Given exercise: All the data below goes into the copy word for word, but the pictures don't.

Records provided:
*****

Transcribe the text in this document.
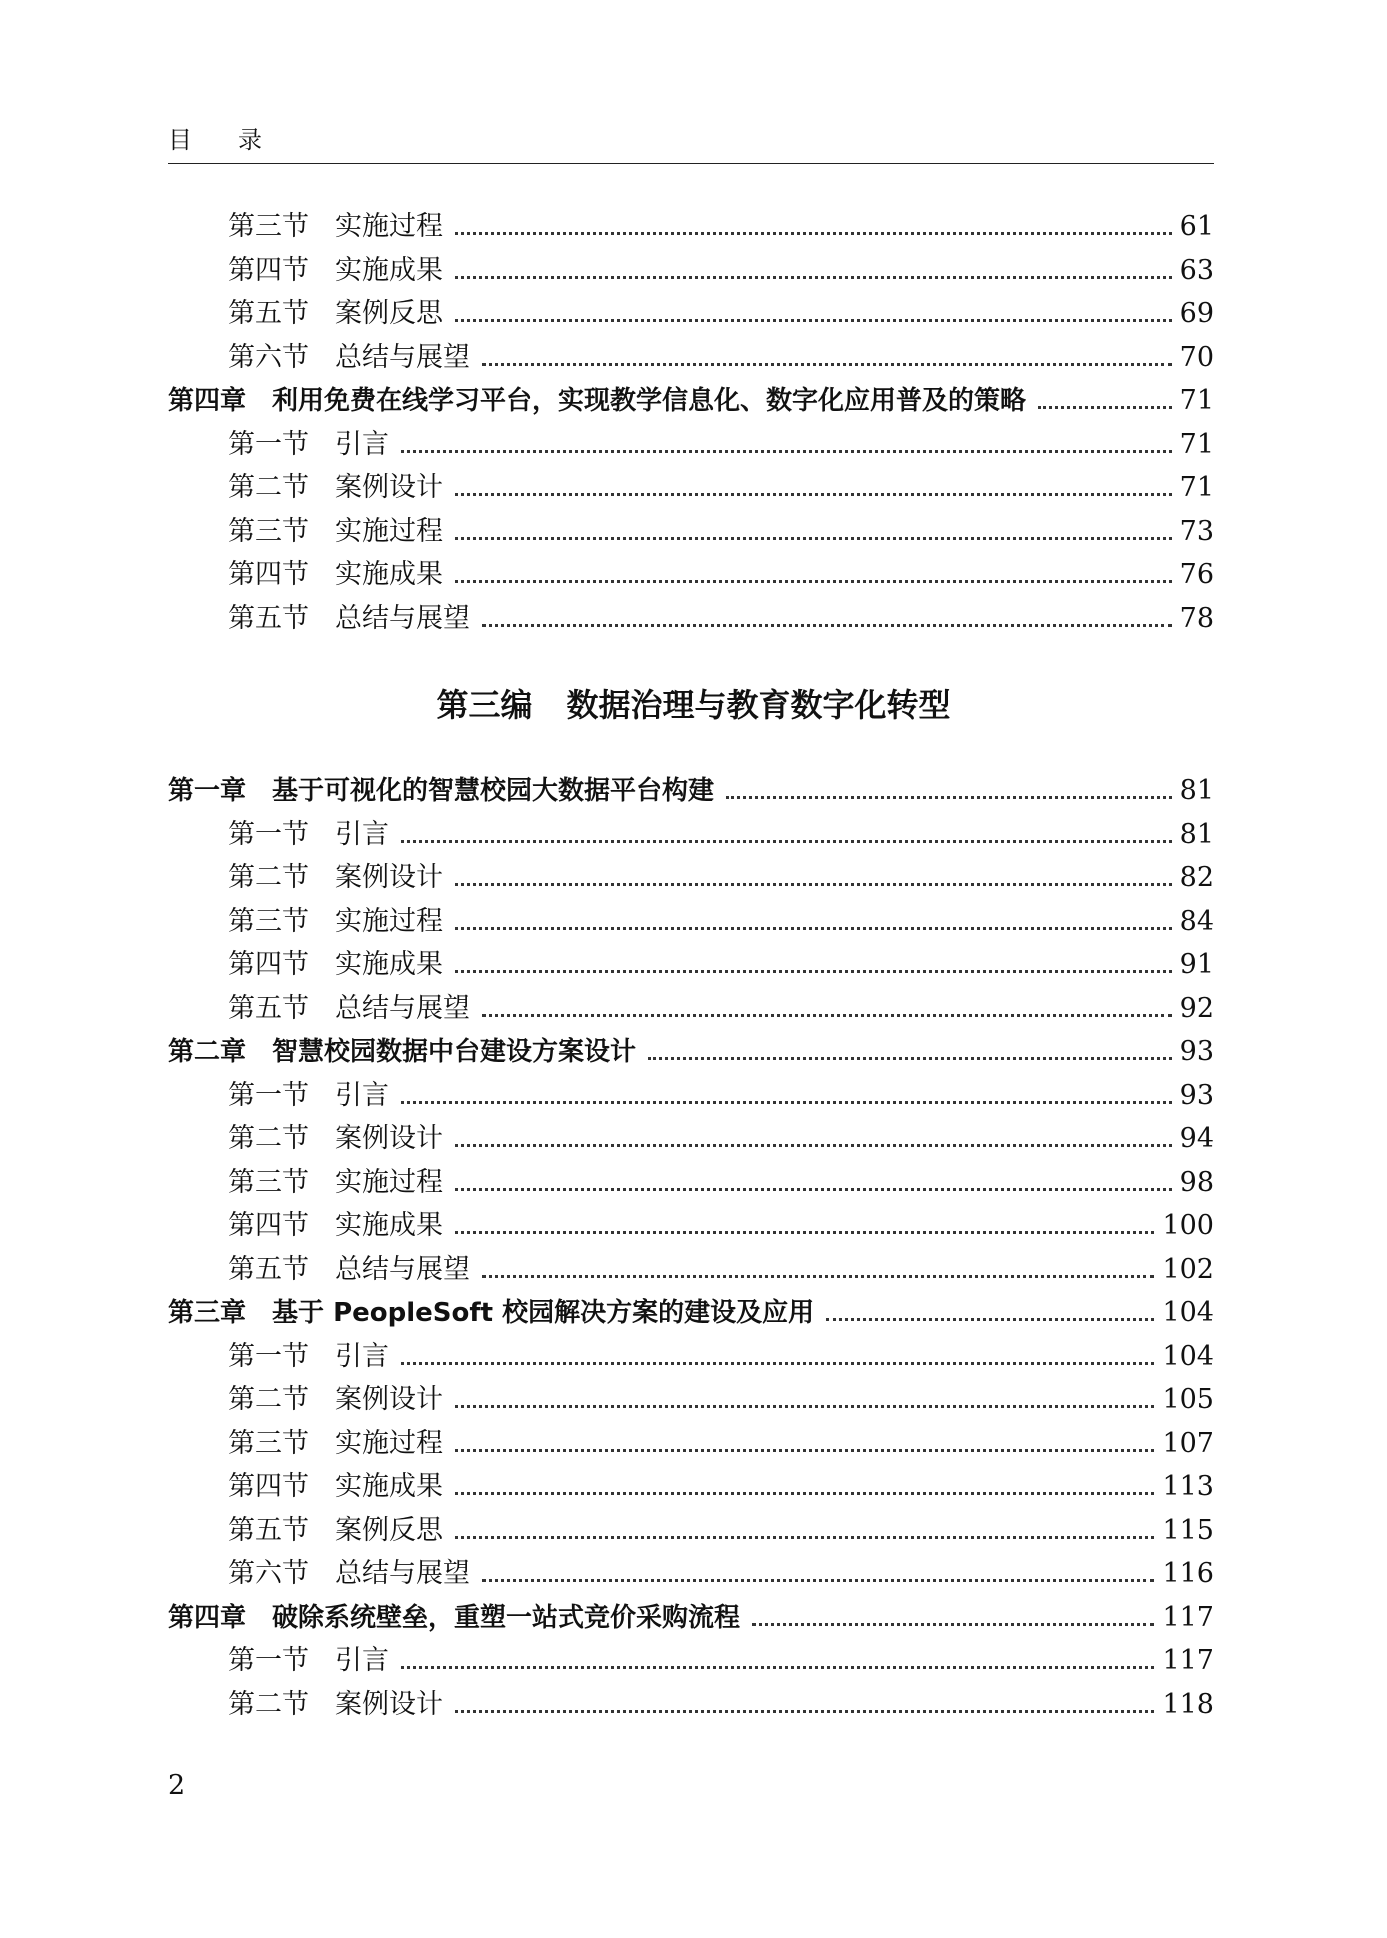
目 录
第三节 实施过程	61
第四节 实施成果	63
第五节 案例反思	69
第六节 总结与展望	70
第四章 利用免费在线学习平台，实现教学信息化、数字化应用普及的策略	71
第一节 引言	71
第二节 案例设计	71
第三节 实施过程	73
第四节 实施成果	76
第五节 总结与展望	78
第三编 数据治理与教育数字化转型
第一章 基于可视化的智慧校园大数据平台构建	81
第一节 引言	81
第二节 案例设计	82
第三节 实施过程	84
第四节 实施成果	91
第五节 总结与展望	92
第二章 智慧校园数据中台建设方案设计	93
第一节 引言	93
第二节 案例设计	94
第三节 实施过程	98
第四节 实施成果	100
第五节 总结与展望	102
第三章 基于 PeopleSoft 校园解决方案的建设及应用	104
第一节 引言	104
第二节 案例设计	105
第三节 实施过程	107
第四节 实施成果	113
第五节 案例反思	115
第六节 总结与展望	116
第四章 破除系统壁垒，重塑一站式竞价采购流程	117
第一节 引言	117
第二节 案例设计	118
2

*****

Exercise answer:
Transcribe the text in this document.
目 录
第三节 实施过程	61
第四节 实施成果	63
第五节 案例反思	69
第六节 总结与展望	70
第四章 利用免费在线学习平台，实现教学信息化、数字化应用普及的策略	71
第一节 引言	71
第二节 案例设计	71
第三节 实施过程	73
第四节 实施成果	76
第五节 总结与展望	78
第三编 数据治理与教育数字化转型
第一章 基于可视化的智慧校园大数据平台构建	81
第一节 引言	81
第二节 案例设计	82
第三节 实施过程	84
第四节 实施成果	91
第五节 总结与展望	92
第二章 智慧校园数据中台建设方案设计	93
第一节 引言	93
第二节 案例设计	94
第三节 实施过程	98
第四节 实施成果	100
第五节 总结与展望	102
第三章 基于 PeopleSoft 校园解决方案的建设及应用	104
第一节 引言	104
第二节 案例设计	105
第三节 实施过程	107
第四节 实施成果	113
第五节 案例反思	115
第六节 总结与展望	116
第四章 破除系统壁垒，重塑一站式竞价采购流程	117
第一节 引言	117
第二节 案例设计	118
2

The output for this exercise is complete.